The alternatives included the Open Journal System (OJS), then fast growing in popularity, the Public Library of Science’s system (now Ambra, but then an early beta of Topaz), and several other PHP and Java systems. However, at the time they all presupposed a large and well-funded team of people with ample time, all well-versed in web and markup technologies, and with sufficient administrative support to handle a complex workflow. The new editor’s plans were that he and the other editor would handle submissions by email from authors, and do all the editorial work in Word on their own desktop systems; so all they felt they needed was to be able to drag and drop accepted articles into a folder, from where they would automatically appear at the relevant URI for preview and publication. The publicly-available systems, by contrast, were written for the submission and editorial workflow to be mediated by the software, sometimes involving circular conversion between the publishable HTML and the authors’ and editors’ source formats, and they also included powerful but complex control panels. At the time of initial evaluation, a modular approach was not seen as a viable alternative.
Implementation and technical limitations
A number of restrictions were immediately apparent. While drag-and-drop to a Windows share was perfectly possible on-campus, the SMB protocol was not exposed outside the firewall, meaning work from home or while travelling would not be possible without the added complexity of VPN access. A static drop-point like a Windows share would also have meant a implementing some form of periodic trigger mechanism such as a cron (1) script to execute at very frequent intervals to pick up recently-deposited documents and push them into the server workflow.
The direct use of Word 2003
.xml files was
attractive because they could be operated upon immediately by
Cocoon. However, they implemented images in Base64-encoded CDATA
sections, and no suitable decoder was available for Cocoon that
would also save the resulting binary image file into a specified
directory (decoding and serving inline in real time, each time
the article was accessed, would have slowed the process
significantly). Later, the zipped
.docx file format
would store images in their binary format outside the XML file,
but in the early stages it was clear that a separate process
would be needed to extract and save them, along with the main
document and its ancillary files in XML, so a control panel
Having decided that a control panel was going to be needed, it therefore made sense to embed the functionality of uploading in it, so that the control panel would be aware of uploads — no trigger mechanism needed. An Open Source utility (osFileManager) was installed to handle uploads. As it turned out, the frequency of re-uploading re-edited documents, and sometimes removing them altogether, was much higher initially than had been expected, so having the functionality in the control panel rather than as a separate drag-and-drop facility proved to be more efficient.

* _Set problem A_: Can you reproduce the entries, everything from their first line down to the line containing "option-c xyxy=(189,728,1089,774)", both ends included?
The passage about the journal publishing system has no connection to the entries.

* _Working data_:

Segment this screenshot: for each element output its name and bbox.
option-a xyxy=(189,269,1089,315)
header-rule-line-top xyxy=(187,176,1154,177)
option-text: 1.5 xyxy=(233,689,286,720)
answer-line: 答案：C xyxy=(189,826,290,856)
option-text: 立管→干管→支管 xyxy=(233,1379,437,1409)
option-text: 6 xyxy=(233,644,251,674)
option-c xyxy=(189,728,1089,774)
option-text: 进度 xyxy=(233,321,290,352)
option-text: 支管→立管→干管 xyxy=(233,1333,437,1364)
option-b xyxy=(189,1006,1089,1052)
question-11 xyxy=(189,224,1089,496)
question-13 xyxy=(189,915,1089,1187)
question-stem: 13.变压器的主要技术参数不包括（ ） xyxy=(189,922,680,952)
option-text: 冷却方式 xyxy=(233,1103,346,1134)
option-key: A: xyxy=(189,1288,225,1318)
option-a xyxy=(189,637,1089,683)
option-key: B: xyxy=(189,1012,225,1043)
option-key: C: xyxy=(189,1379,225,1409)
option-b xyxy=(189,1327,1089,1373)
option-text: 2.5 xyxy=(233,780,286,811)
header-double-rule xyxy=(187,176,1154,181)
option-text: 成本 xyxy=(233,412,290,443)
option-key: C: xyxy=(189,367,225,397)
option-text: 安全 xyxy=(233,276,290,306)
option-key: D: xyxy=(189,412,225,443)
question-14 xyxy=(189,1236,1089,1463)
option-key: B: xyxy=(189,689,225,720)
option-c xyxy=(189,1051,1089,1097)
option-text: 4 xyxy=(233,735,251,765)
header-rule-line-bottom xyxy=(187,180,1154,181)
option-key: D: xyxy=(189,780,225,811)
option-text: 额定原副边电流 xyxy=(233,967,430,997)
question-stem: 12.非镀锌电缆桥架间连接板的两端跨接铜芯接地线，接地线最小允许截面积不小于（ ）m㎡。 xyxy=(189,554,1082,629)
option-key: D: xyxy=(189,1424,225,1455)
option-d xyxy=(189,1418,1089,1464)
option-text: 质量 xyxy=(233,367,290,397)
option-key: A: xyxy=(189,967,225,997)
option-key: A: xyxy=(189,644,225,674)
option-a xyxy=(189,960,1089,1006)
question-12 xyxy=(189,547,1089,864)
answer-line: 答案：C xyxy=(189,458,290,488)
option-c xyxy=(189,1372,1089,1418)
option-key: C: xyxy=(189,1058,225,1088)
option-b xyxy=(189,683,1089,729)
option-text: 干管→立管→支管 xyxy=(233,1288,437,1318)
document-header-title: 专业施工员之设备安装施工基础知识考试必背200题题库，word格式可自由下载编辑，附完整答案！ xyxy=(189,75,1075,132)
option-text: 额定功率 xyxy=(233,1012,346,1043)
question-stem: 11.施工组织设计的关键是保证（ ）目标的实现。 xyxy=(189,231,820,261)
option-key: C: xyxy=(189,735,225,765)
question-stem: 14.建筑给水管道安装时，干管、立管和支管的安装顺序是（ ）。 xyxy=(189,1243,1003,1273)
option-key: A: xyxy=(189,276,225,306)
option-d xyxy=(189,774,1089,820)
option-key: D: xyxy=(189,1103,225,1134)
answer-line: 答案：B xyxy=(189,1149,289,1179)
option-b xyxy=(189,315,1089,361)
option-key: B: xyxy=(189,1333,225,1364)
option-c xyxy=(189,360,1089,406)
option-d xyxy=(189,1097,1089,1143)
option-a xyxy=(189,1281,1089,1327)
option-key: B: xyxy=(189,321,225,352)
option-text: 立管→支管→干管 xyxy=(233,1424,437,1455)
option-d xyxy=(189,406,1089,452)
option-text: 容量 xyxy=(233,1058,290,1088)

* _Set problem B_: In the passage about the journal publishing system, could you rewrite everything from "Implementation and technical" down to "the server workflow." with "Windows share" replaced by "network share"?

* _Complete answer A_:
Segment this screenshot: for each element output its name and bbox.
option-a xyxy=(189,269,1089,315)
header-rule-line-top xyxy=(187,176,1154,177)
option-text: 1.5 xyxy=(233,689,286,720)
answer-line: 答案：C xyxy=(189,826,290,856)
option-text: 立管→干管→支管 xyxy=(233,1379,437,1409)
option-text: 6 xyxy=(233,644,251,674)
option-c xyxy=(189,728,1089,774)

* _Complete answer B_:
Implementation and technical limitations
A number of restrictions were immediately apparent. While drag-and-drop to a network share was perfectly possible on-campus, the SMB protocol was not exposed outside the firewall, meaning work from home or while travelling would not be possible without the added complexity of VPN access. A static drop-point like a network share would also have meant a implementing some form of periodic trigger mechanism such as a cron (1) script to execute at very frequent intervals to pick up recently-deposited documents and push them into the server workflow.